Written instruction: Search the material for the word "Inlet" and report each line where it turns up.

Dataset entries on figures
+--

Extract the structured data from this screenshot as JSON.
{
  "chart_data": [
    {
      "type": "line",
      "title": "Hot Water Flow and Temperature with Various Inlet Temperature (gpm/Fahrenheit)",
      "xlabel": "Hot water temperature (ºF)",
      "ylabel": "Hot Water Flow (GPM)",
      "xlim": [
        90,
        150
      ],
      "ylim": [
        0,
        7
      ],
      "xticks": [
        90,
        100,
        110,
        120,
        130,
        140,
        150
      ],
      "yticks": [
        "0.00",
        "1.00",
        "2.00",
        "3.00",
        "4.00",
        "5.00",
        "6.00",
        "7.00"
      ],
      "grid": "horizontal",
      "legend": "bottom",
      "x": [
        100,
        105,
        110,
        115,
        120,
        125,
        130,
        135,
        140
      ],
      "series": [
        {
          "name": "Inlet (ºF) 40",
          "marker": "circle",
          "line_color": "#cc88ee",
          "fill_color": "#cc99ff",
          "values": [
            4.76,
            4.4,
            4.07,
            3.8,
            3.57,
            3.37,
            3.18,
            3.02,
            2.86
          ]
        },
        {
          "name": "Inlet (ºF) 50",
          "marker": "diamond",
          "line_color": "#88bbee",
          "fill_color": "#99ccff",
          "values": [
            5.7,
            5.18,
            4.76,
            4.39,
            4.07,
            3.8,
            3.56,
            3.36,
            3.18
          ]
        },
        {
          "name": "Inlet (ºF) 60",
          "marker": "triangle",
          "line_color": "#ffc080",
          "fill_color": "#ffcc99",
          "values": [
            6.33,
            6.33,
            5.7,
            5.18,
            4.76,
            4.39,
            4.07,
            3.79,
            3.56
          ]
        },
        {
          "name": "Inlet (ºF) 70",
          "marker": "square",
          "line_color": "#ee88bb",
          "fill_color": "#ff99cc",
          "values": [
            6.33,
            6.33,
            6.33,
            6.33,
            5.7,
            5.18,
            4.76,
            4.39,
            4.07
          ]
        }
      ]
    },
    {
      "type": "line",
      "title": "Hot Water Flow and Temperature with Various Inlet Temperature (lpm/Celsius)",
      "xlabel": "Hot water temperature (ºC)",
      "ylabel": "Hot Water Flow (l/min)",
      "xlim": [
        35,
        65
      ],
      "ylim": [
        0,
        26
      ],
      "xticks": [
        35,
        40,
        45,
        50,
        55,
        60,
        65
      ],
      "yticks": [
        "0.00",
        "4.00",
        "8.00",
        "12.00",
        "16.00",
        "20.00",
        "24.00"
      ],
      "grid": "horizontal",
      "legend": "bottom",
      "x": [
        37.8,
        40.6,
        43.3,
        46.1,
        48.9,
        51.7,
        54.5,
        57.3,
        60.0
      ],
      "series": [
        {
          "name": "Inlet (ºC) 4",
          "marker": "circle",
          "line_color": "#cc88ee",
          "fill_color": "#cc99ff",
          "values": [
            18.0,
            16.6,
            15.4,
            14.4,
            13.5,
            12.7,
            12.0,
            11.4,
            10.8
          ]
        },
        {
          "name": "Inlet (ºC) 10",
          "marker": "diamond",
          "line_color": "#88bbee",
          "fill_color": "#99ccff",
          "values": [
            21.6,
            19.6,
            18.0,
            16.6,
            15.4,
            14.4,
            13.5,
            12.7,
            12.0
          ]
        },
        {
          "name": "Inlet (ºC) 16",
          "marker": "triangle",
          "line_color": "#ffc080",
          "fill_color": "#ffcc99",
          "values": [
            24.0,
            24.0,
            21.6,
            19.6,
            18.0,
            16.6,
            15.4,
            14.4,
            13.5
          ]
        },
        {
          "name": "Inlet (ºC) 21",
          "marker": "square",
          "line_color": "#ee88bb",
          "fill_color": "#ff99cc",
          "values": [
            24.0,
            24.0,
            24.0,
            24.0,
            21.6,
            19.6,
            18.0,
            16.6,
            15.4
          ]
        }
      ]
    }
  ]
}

+--

Task solution:
      "title": "Hot Water Flow and Temperature with Various Inlet Temperature (gpm/Fahrenheit)",
          "name": "Inlet (ºF) 40",
          "name": "Inlet (ºF) 50",
          "name": "Inlet (ºF) 60",
          "name": "Inlet (ºF) 70",
      "title": "Hot Water Flow and Temperature with Various Inlet Temperature (lpm/Celsius)",
          "name": "Inlet (ºC) 4",
          "name": "Inlet (ºC) 10",
          "name": "Inlet (ºC) 16",
          "name": "Inlet (ºC) 21",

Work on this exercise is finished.